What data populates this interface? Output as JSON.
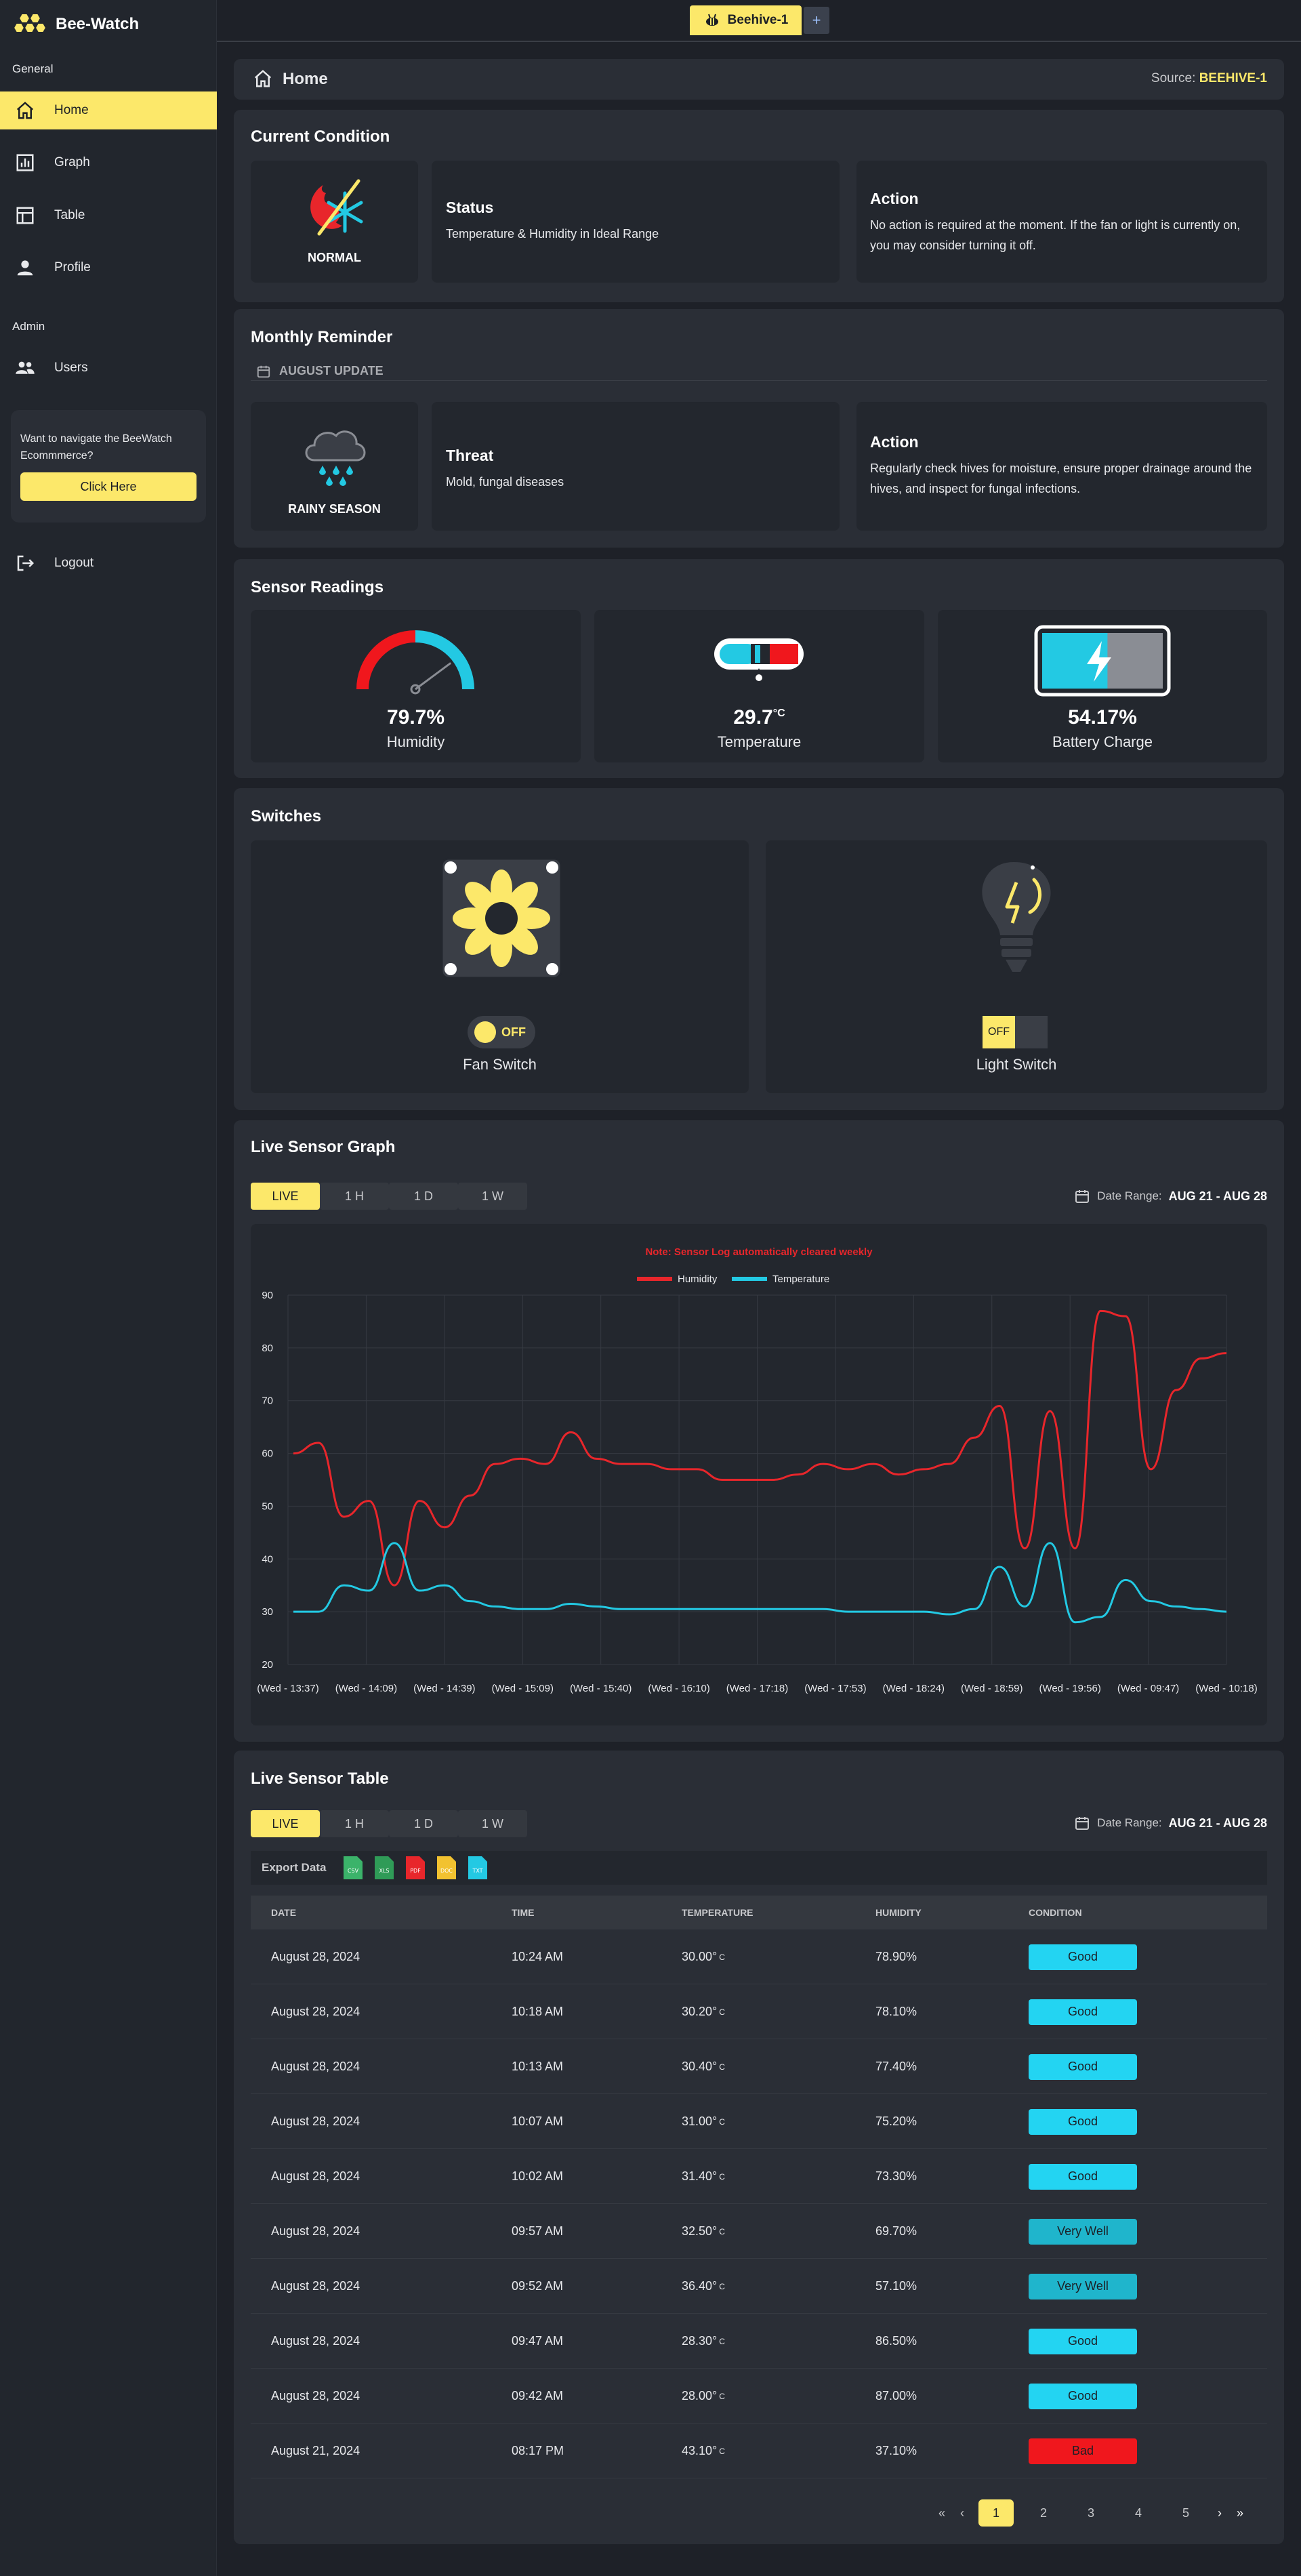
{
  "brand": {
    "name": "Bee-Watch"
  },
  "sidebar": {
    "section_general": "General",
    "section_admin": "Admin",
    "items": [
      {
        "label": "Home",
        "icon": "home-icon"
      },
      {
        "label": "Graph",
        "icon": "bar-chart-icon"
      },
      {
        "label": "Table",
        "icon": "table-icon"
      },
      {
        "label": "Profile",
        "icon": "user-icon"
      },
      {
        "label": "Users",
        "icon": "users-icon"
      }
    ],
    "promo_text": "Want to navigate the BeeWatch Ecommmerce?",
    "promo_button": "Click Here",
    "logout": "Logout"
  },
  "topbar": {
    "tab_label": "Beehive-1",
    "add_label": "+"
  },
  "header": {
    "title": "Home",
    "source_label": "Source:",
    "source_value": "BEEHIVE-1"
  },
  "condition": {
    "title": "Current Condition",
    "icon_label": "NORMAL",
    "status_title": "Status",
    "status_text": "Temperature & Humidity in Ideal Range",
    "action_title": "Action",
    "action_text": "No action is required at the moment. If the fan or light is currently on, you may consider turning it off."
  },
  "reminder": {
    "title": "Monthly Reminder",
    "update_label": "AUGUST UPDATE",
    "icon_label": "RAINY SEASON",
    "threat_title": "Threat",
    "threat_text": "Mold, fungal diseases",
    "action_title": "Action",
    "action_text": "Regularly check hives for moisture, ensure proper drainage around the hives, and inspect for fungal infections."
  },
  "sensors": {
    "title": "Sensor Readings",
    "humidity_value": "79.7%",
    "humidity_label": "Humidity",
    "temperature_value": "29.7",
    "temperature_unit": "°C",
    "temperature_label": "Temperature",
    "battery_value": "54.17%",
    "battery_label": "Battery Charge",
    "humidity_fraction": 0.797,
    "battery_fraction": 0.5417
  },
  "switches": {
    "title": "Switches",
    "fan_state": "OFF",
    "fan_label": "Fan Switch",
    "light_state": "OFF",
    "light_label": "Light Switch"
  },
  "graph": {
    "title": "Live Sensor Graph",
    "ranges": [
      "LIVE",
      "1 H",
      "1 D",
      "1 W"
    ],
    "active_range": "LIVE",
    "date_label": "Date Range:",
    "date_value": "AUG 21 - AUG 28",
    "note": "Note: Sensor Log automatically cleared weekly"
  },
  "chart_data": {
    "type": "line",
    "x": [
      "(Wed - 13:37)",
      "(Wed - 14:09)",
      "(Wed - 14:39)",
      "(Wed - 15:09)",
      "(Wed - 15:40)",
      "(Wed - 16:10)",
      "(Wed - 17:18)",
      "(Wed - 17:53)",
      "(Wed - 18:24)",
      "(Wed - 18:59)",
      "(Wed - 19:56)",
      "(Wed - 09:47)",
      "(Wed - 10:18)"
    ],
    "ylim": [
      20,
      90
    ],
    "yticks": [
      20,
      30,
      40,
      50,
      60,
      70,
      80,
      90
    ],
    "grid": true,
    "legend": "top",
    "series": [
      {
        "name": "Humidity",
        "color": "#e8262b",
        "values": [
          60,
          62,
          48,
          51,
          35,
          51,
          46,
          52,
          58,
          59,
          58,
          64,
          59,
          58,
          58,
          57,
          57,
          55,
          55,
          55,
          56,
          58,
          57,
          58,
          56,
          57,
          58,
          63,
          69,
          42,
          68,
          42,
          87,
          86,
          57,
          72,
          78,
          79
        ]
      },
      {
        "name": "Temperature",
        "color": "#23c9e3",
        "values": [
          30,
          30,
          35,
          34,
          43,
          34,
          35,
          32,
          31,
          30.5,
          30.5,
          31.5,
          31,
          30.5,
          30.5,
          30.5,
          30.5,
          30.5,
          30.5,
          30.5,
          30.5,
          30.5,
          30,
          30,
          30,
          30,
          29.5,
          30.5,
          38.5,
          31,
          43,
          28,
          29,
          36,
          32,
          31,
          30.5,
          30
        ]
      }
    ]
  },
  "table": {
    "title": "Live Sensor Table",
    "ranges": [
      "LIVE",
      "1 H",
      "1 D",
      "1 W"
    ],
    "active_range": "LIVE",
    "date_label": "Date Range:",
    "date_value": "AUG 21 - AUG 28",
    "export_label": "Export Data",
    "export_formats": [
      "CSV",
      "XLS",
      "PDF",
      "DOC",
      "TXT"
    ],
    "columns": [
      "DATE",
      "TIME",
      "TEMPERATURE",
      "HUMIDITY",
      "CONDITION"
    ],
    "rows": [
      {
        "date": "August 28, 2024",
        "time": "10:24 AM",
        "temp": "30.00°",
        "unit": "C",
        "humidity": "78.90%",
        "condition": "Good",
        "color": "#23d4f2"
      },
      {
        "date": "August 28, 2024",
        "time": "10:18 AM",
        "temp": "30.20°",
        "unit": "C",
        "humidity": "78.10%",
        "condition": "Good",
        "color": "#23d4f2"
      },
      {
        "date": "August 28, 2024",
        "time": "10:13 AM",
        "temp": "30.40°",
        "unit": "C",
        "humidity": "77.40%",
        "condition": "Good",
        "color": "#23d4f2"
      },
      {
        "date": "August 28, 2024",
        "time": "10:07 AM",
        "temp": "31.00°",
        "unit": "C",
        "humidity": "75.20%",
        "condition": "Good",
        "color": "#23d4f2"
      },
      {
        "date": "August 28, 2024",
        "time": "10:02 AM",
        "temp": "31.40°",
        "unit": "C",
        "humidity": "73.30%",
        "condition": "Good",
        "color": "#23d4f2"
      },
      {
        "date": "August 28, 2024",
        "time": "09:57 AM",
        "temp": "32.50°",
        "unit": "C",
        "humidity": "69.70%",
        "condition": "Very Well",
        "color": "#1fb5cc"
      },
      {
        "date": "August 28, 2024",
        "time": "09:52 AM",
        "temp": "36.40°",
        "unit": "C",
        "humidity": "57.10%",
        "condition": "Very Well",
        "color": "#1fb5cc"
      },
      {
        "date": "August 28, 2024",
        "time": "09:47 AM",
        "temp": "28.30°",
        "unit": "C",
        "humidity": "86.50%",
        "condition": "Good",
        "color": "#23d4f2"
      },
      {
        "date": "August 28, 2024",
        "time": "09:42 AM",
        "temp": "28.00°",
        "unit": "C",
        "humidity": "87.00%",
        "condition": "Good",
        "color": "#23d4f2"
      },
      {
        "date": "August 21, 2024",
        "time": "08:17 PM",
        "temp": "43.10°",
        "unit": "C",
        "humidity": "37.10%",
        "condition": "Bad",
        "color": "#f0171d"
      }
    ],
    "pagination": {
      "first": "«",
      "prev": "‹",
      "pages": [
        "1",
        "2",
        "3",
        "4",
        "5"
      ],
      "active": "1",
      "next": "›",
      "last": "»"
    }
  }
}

+ + + + + + +

» REQUIREMENT
Extract all the entries word for word; omit any pictures.

» EXPECTED OUTPUT
What data populates this interface? Output as JSON.
{
  "brand": {
    "name": "Bee-Watch"
  },
  "sidebar": {
    "section_general": "General",
    "section_admin": "Admin",
    "items": [
      {
        "label": "Home",
        "icon": "home-icon"
      },
      {
        "label": "Graph",
        "icon": "bar-chart-icon"
      },
      {
        "label": "Table",
        "icon": "table-icon"
      },
      {
        "label": "Profile",
        "icon": "user-icon"
      },
      {
        "label": "Users",
        "icon": "users-icon"
      }
    ],
    "promo_text": "Want to navigate the BeeWatch Ecommmerce?",
    "promo_button": "Click Here",
    "logout": "Logout"
  },
  "topbar": {
    "tab_label": "Beehive-1",
    "add_label": "+"
  },
  "header": {
    "title": "Home",
    "source_label": "Source:",
    "source_value": "BEEHIVE-1"
  },
  "condition": {
    "title": "Current Condition",
    "icon_label": "NORMAL",
    "status_title": "Status",
    "status_text": "Temperature & Humidity in Ideal Range",
    "action_title": "Action",
    "action_text": "No action is required at the moment. If the fan or light is currently on, you may consider turning it off."
  },
  "reminder": {
    "title": "Monthly Reminder",
    "update_label": "AUGUST UPDATE",
    "icon_label": "RAINY SEASON",
    "threat_title": "Threat",
    "threat_text": "Mold, fungal diseases",
    "action_title": "Action",
    "action_text": "Regularly check hives for moisture, ensure proper drainage around the hives, and inspect for fungal infections."
  },
  "sensors": {
    "title": "Sensor Readings",
    "humidity_value": "79.7%",
    "humidity_label": "Humidity",
    "temperature_value": "29.7",
    "temperature_unit": "°C",
    "temperature_label": "Temperature",
    "battery_value": "54.17%",
    "battery_label": "Battery Charge",
    "humidity_fraction": 0.797,
    "battery_fraction": 0.5417
  },
  "switches": {
    "title": "Switches",
    "fan_state": "OFF",
    "fan_label": "Fan Switch",
    "light_state": "OFF",
    "light_label": "Light Switch"
  },
  "graph": {
    "title": "Live Sensor Graph",
    "ranges": [
      "LIVE",
      "1 H",
      "1 D",
      "1 W"
    ],
    "active_range": "LIVE",
    "date_label": "Date Range:",
    "date_value": "AUG 21 - AUG 28",
    "note": "Note: Sensor Log automatically cleared weekly"
  },
  "chart_data": {
    "type": "line",
    "x": [
      "(Wed - 13:37)",
      "(Wed - 14:09)",
      "(Wed - 14:39)",
      "(Wed - 15:09)",
      "(Wed - 15:40)",
      "(Wed - 16:10)",
      "(Wed - 17:18)",
      "(Wed - 17:53)",
      "(Wed - 18:24)",
      "(Wed - 18:59)",
      "(Wed - 19:56)",
      "(Wed - 09:47)",
      "(Wed - 10:18)"
    ],
    "ylim": [
      20,
      90
    ],
    "yticks": [
      20,
      30,
      40,
      50,
      60,
      70,
      80,
      90
    ],
    "grid": true,
    "legend": "top",
    "series": [
      {
        "name": "Humidity",
        "color": "#e8262b",
        "values": [
          60,
          62,
          48,
          51,
          35,
          51,
          46,
          52,
          58,
          59,
          58,
          64,
          59,
          58,
          58,
          57,
          57,
          55,
          55,
          55,
          56,
          58,
          57,
          58,
          56,
          57,
          58,
          63,
          69,
          42,
          68,
          42,
          87,
          86,
          57,
          72,
          78,
          79
        ]
      },
      {
        "name": "Temperature",
        "color": "#23c9e3",
        "values": [
          30,
          30,
          35,
          34,
          43,
          34,
          35,
          32,
          31,
          30.5,
          30.5,
          31.5,
          31,
          30.5,
          30.5,
          30.5,
          30.5,
          30.5,
          30.5,
          30.5,
          30.5,
          30.5,
          30,
          30,
          30,
          30,
          29.5,
          30.5,
          38.5,
          31,
          43,
          28,
          29,
          36,
          32,
          31,
          30.5,
          30
        ]
      }
    ]
  },
  "table": {
    "title": "Live Sensor Table",
    "ranges": [
      "LIVE",
      "1 H",
      "1 D",
      "1 W"
    ],
    "active_range": "LIVE",
    "date_label": "Date Range:",
    "date_value": "AUG 21 - AUG 28",
    "export_label": "Export Data",
    "export_formats": [
      "CSV",
      "XLS",
      "PDF",
      "DOC",
      "TXT"
    ],
    "columns": [
      "DATE",
      "TIME",
      "TEMPERATURE",
      "HUMIDITY",
      "CONDITION"
    ],
    "rows": [
      {
        "date": "August 28, 2024",
        "time": "10:24 AM",
        "temp": "30.00°",
        "unit": "C",
        "humidity": "78.90%",
        "condition": "Good",
        "color": "#23d4f2"
      },
      {
        "date": "August 28, 2024",
        "time": "10:18 AM",
        "temp": "30.20°",
        "unit": "C",
        "humidity": "78.10%",
        "condition": "Good",
        "color": "#23d4f2"
      },
      {
        "date": "August 28, 2024",
        "time": "10:13 AM",
        "temp": "30.40°",
        "unit": "C",
        "humidity": "77.40%",
        "condition": "Good",
        "color": "#23d4f2"
      },
      {
        "date": "August 28, 2024",
        "time": "10:07 AM",
        "temp": "31.00°",
        "unit": "C",
        "humidity": "75.20%",
        "condition": "Good",
        "color": "#23d4f2"
      },
      {
        "date": "August 28, 2024",
        "time": "10:02 AM",
        "temp": "31.40°",
        "unit": "C",
        "humidity": "73.30%",
        "condition": "Good",
        "color": "#23d4f2"
      },
      {
        "date": "August 28, 2024",
        "time": "09:57 AM",
        "temp": "32.50°",
        "unit": "C",
        "humidity": "69.70%",
        "condition": "Very Well",
        "color": "#1fb5cc"
      },
      {
        "date": "August 28, 2024",
        "time": "09:52 AM",
        "temp": "36.40°",
        "unit": "C",
        "humidity": "57.10%",
        "condition": "Very Well",
        "color": "#1fb5cc"
      },
      {
        "date": "August 28, 2024",
        "time": "09:47 AM",
        "temp": "28.30°",
        "unit": "C",
        "humidity": "86.50%",
        "condition": "Good",
        "color": "#23d4f2"
      },
      {
        "date": "August 28, 2024",
        "time": "09:42 AM",
        "temp": "28.00°",
        "unit": "C",
        "humidity": "87.00%",
        "condition": "Good",
        "color": "#23d4f2"
      },
      {
        "date": "August 21, 2024",
        "time": "08:17 PM",
        "temp": "43.10°",
        "unit": "C",
        "humidity": "37.10%",
        "condition": "Bad",
        "color": "#f0171d"
      }
    ],
    "pagination": {
      "first": "«",
      "prev": "‹",
      "pages": [
        "1",
        "2",
        "3",
        "4",
        "5"
      ],
      "active": "1",
      "next": "›",
      "last": "»"
    }
  }
}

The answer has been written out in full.